**WHAT TO WORK ON:** Copy, from the entries below, each line in which the string "dans" appears.

--- Start of SUPPLIED DATA ---

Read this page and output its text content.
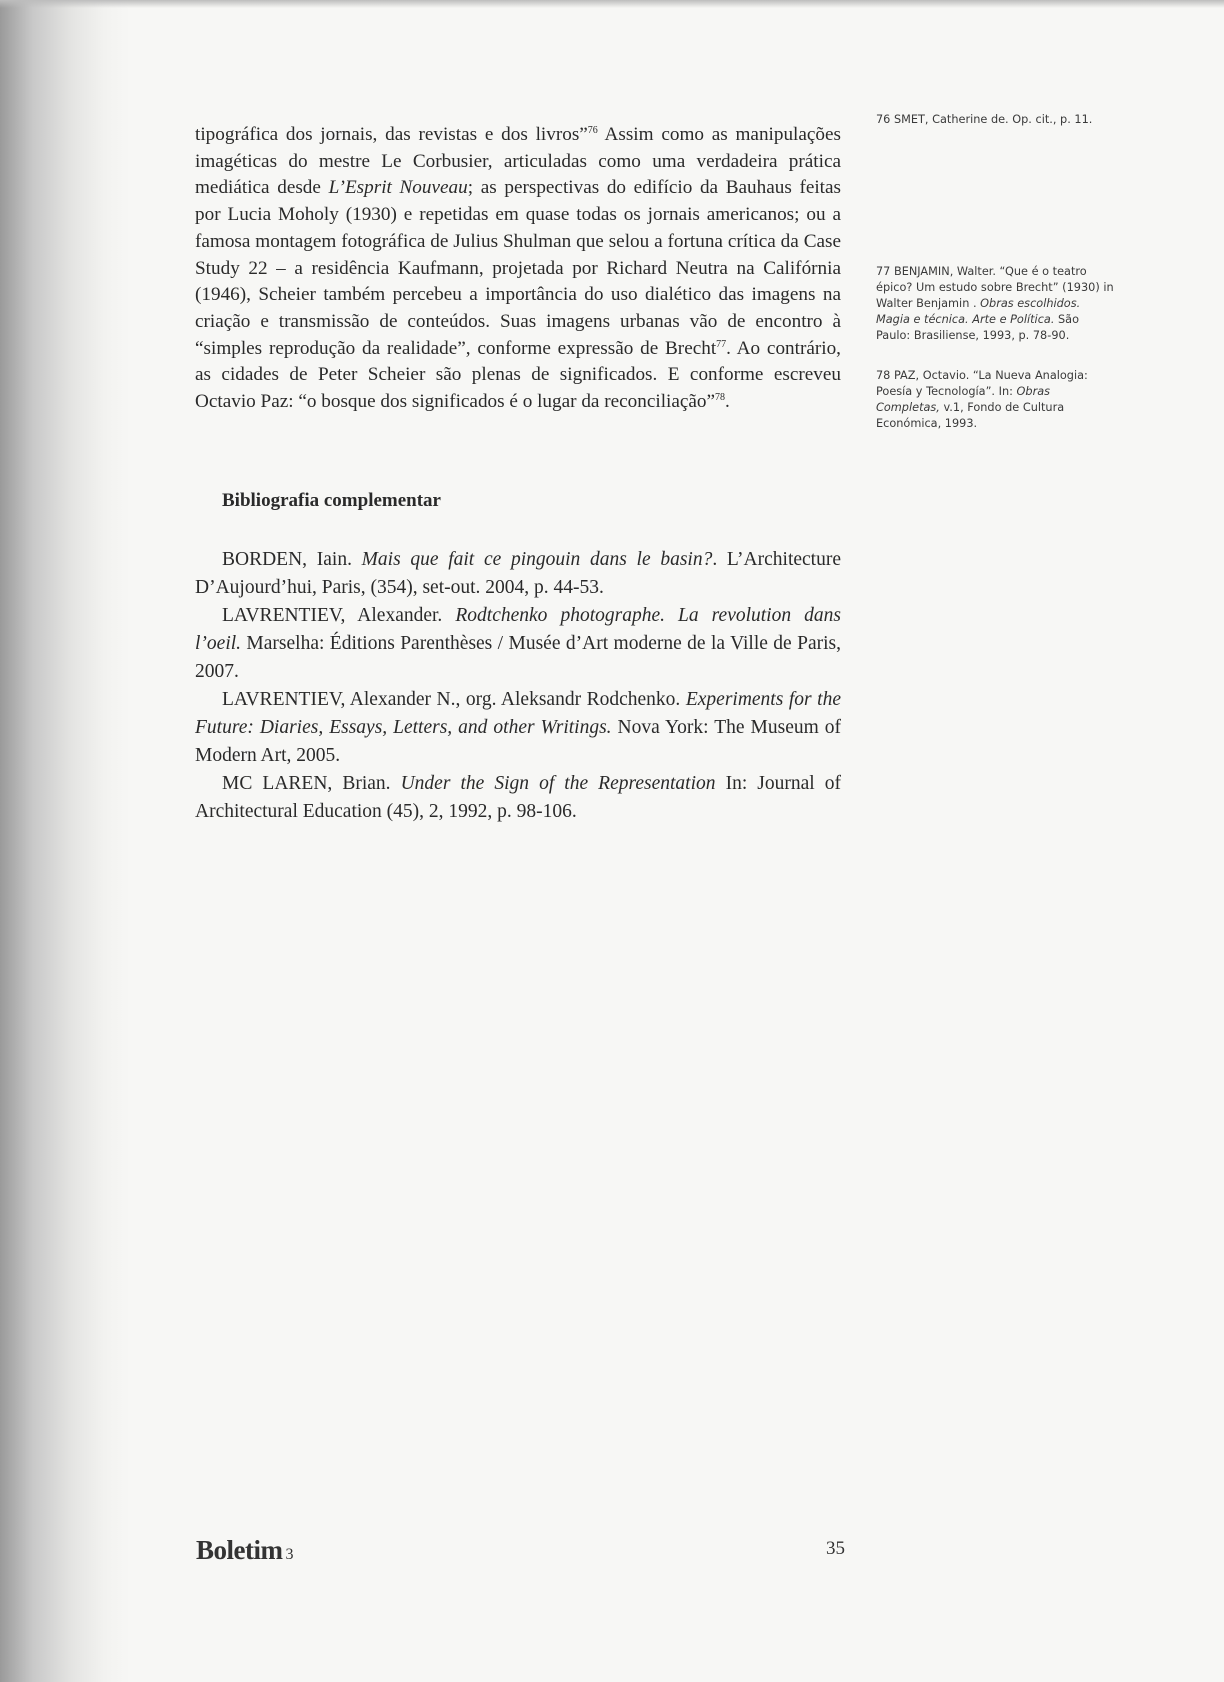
tipográfica dos jornais, das revistas e dos livros”$^{76}$ Assim como as manipulações imagéticas do mestre Le Corbusier, articuladas como uma verdadeira prática mediática desde L’Esprit Nouveau; as perspectivas do edifício da Bauhaus feitas por Lucia Moholy (1930) e repetidas em quase todas os jornais americanos; ou a famosa montagem fotográfica de Julius Shulman que selou a fortuna crítica da Case Study 22 – a residência Kaufmann, projetada por Richard Neutra na Califórnia (1946), Scheier também percebeu a importância do uso dialético das imagens na criação e transmissão de conteúdos. Suas imagens urbanas vão de encontro à “simples reprodução da realidade”, conforme expressão de Brecht$^{77}$. Ao contrário, as cidades de Peter Scheier são plenas de significados. E conforme escreveu Octavio Paz: “o bosque dos significados é o lugar da reconciliação”$^{78}$.

Bibliografia complementar

BORDEN, Iain. Mais que fait ce pingouin dans le basin?. L’Architecture D’Aujourd’hui, Paris, (354), set-out. 2004, p. 44-53.

LAVRENTIEV, Alexander. Rodtchenko photographe. La revolution dans l’oeil. Marselha: Éditions Parenthèses / Musée d’Art moderne de la Ville de Paris, 2007.

LAVRENTIEV, Alexander N., org. Aleksandr Rodchenko. Experiments for the Future: Diaries, Essays, Letters, and other Writings. Nova York: The Museum of Modern Art, 2005.

MC LAREN, Brian. Under the Sign of the Representation In: Journal of Architectural Education (45), 2, 1992, p. 98-106.

76 SMET, Catherine de. Op. cit., p. 11.

77 BENJAMIN, Walter. “Que é o teatro épico? Um estudo sobre Brecht” (1930) in Walter Benjamin . Obras escolhidos. Magia e técnica. Arte e Política. São Paulo: Brasiliense, 1993, p. 78-90.

78 PAZ, Octavio. “La Nueva Analogia: Poesía y Tecnología”. In: Obras Completas, v.1, Fondo de Cultura Económica, 1993.

Boletim 3	35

--- End of SUPPLIED DATA ---

**FULL SOLUTION:**
BORDEN, Iain. Mais que fait ce pingouin dans le basin?. L’Architecture D’Aujourd’hui, Paris, (354), set-out. 2004, p. 44-53.
LAVRENTIEV, Alexander. Rodtchenko photographe. La revolution dans l’oeil. Marselha: Éditions Parenthèses / Musée d’Art moderne de la Ville de Paris, 2007.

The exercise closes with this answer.